Filter the listing below, keeping only the lines with the word "Receptor".
═══ EXERCISE INPUT ═══
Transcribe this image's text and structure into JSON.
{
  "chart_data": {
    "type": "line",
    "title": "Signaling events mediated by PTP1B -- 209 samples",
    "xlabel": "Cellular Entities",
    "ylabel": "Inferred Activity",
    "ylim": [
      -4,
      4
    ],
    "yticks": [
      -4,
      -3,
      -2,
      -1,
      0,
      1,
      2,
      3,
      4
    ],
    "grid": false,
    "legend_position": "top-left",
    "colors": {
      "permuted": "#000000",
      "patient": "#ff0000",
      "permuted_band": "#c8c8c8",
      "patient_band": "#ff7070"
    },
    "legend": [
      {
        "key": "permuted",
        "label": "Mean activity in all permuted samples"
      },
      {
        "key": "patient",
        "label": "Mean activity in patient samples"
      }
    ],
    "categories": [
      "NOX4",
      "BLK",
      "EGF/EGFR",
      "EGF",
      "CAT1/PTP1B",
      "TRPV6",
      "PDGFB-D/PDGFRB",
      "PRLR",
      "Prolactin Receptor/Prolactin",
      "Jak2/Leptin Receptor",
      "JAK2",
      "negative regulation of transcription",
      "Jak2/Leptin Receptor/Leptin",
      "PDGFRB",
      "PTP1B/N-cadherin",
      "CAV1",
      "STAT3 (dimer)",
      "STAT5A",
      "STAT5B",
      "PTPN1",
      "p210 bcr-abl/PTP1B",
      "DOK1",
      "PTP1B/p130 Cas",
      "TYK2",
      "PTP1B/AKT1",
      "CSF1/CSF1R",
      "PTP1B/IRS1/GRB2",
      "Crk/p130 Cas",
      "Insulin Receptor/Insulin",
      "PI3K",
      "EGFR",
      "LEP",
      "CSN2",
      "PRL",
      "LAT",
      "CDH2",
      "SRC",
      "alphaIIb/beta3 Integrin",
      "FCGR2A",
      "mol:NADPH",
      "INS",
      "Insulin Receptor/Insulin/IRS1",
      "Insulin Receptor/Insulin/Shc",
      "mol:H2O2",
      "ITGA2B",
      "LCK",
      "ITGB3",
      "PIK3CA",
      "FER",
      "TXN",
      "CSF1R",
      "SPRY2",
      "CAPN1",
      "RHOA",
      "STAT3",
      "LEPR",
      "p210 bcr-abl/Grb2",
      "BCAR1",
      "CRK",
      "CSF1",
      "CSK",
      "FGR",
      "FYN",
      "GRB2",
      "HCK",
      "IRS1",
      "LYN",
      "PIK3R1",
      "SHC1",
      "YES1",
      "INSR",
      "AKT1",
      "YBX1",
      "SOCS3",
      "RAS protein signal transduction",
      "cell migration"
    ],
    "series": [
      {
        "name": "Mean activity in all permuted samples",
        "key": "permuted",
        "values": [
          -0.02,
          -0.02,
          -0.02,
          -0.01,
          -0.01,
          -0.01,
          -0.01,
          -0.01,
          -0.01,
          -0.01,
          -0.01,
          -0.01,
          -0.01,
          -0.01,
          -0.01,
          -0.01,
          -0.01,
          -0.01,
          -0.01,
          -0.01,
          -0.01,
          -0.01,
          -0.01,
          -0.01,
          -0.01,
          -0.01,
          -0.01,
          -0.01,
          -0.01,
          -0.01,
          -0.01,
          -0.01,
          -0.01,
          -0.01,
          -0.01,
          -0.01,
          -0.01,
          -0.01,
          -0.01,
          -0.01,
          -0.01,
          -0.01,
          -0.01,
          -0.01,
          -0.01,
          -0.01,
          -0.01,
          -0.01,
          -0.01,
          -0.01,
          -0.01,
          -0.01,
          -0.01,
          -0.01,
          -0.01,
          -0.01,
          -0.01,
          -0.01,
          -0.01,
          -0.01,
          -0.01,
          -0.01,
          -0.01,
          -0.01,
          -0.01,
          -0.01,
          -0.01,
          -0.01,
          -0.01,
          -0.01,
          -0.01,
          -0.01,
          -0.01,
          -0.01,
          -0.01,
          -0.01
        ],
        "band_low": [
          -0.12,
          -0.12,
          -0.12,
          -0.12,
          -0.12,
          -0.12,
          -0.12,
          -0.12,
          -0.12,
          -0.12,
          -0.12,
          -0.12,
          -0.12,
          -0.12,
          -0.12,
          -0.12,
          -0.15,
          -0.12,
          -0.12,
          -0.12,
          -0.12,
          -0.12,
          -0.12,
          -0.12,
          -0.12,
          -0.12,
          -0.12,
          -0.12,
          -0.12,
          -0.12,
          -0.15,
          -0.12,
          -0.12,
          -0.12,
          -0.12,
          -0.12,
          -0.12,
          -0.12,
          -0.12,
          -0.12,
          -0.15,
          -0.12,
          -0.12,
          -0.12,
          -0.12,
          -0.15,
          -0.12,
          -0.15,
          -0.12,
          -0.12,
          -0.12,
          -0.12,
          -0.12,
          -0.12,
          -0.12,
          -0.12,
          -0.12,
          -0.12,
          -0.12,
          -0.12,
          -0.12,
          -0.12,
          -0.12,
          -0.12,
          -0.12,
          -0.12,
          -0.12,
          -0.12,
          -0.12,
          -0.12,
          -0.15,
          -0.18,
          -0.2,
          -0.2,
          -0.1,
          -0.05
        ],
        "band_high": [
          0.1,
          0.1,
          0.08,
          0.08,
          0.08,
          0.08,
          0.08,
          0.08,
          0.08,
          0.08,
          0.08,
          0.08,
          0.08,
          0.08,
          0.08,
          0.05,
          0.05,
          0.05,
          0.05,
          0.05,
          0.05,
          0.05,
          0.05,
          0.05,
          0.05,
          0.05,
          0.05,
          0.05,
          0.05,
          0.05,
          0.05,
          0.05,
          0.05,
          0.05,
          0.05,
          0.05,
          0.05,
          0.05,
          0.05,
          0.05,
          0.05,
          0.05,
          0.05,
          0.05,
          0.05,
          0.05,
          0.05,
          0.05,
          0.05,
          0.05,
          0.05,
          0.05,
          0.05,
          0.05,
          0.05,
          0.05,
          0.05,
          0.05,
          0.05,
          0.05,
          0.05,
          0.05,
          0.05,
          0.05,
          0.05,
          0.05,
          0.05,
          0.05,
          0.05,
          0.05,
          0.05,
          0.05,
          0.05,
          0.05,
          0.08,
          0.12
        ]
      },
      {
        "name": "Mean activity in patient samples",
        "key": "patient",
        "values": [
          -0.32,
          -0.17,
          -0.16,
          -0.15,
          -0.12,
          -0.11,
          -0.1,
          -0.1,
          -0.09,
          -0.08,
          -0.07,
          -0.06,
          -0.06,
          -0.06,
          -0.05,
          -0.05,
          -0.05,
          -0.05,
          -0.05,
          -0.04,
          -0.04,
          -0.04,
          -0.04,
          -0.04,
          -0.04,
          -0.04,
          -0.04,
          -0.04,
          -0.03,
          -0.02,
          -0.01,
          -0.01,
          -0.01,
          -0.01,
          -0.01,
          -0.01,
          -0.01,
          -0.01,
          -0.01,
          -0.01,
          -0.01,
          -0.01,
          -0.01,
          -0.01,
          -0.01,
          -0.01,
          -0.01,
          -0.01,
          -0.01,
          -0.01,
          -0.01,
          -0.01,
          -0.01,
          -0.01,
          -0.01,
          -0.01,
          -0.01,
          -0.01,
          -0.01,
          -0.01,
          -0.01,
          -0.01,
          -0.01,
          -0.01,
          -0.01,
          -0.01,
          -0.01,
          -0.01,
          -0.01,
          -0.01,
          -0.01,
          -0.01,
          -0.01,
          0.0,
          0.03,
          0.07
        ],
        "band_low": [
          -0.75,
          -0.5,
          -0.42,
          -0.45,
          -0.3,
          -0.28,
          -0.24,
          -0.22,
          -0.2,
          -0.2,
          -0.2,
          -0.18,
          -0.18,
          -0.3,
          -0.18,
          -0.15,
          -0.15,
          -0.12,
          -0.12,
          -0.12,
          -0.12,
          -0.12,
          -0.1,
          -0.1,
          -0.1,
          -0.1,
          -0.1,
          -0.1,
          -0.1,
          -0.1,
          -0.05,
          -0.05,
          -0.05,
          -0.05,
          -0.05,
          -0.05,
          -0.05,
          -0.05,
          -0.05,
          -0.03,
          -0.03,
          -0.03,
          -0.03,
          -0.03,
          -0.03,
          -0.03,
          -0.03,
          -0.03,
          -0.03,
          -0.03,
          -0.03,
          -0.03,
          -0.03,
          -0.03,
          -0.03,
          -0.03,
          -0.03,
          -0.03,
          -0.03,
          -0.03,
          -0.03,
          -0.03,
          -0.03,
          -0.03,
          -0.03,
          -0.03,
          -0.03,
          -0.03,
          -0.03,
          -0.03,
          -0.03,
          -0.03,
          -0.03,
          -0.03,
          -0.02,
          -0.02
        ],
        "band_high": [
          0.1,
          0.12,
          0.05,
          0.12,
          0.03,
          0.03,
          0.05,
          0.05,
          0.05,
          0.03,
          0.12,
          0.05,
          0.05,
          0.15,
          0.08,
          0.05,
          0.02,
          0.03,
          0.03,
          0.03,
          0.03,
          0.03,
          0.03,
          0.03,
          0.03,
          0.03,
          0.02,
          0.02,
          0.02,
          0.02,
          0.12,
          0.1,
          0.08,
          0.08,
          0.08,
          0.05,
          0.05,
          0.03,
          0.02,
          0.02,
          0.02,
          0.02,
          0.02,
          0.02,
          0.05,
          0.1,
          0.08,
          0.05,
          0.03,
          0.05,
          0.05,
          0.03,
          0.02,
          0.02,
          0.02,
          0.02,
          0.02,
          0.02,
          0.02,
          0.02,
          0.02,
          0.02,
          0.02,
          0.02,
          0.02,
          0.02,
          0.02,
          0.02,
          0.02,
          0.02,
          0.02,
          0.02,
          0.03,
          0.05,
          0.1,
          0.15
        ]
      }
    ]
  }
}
═══
— SOLUTION TO THE EXERCISE —
      "Prolactin Receptor/Prolactin",
      "Jak2/Leptin Receptor",
      "Jak2/Leptin Receptor/Leptin",
      "Insulin Receptor/Insulin",
      "Insulin Receptor/Insulin/IRS1",
      "Insulin Receptor/Insulin/Shc",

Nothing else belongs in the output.